▶ Your goal
Sort through the entries below and pull out lines containing the word "pháp".

(Source data)
▬▬▬

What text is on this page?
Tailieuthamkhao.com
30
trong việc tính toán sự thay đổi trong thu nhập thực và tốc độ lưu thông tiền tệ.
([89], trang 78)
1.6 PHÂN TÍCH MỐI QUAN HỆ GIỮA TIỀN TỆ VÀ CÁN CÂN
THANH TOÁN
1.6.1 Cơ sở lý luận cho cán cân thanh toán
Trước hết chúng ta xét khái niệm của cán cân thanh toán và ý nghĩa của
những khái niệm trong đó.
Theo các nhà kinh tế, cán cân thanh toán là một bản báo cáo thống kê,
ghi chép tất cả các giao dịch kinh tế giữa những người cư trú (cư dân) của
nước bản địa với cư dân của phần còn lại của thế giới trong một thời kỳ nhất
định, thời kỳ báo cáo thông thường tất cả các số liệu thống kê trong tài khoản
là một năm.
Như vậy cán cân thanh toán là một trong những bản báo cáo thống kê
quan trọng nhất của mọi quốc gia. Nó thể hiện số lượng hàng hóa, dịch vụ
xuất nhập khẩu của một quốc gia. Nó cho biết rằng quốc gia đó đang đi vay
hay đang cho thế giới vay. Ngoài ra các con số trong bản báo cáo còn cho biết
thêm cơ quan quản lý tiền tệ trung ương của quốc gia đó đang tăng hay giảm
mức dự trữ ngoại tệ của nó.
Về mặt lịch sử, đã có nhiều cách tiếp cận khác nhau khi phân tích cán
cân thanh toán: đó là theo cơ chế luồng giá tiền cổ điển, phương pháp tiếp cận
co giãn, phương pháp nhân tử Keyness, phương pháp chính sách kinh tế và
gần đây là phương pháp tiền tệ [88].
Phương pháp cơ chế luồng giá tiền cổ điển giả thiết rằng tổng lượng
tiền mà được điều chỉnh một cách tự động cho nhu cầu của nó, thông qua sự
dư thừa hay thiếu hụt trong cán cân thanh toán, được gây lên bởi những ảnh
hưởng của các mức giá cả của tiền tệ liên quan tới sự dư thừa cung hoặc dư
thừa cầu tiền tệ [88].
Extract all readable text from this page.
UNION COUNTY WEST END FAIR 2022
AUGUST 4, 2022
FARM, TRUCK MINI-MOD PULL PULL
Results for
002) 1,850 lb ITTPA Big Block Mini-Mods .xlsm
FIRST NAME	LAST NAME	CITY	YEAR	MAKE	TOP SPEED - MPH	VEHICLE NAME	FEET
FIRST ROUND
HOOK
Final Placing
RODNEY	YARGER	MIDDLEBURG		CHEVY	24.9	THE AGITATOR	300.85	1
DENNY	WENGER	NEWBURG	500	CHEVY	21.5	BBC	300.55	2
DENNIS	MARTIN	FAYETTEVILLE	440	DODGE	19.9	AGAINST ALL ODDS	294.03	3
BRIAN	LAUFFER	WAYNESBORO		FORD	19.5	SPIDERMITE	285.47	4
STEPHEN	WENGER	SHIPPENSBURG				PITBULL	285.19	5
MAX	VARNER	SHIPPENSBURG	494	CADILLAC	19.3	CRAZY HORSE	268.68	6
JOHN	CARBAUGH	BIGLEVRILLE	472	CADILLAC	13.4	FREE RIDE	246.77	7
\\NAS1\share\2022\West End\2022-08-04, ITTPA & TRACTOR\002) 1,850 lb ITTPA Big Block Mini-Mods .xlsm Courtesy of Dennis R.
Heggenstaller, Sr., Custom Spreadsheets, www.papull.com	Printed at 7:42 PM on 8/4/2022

▬▬▬

▶ Response
cân thanh toán: đó là theo cơ chế luồng giá tiền cổ điển, phương pháp tiếp cận
co giãn, phương pháp nhân tử Keyness, phương pháp chính sách kinh tế và
gần đây là phương pháp tiền tệ [88].
Phương pháp cơ chế luồng giá tiền cổ điển giả thiết rằng tổng lượng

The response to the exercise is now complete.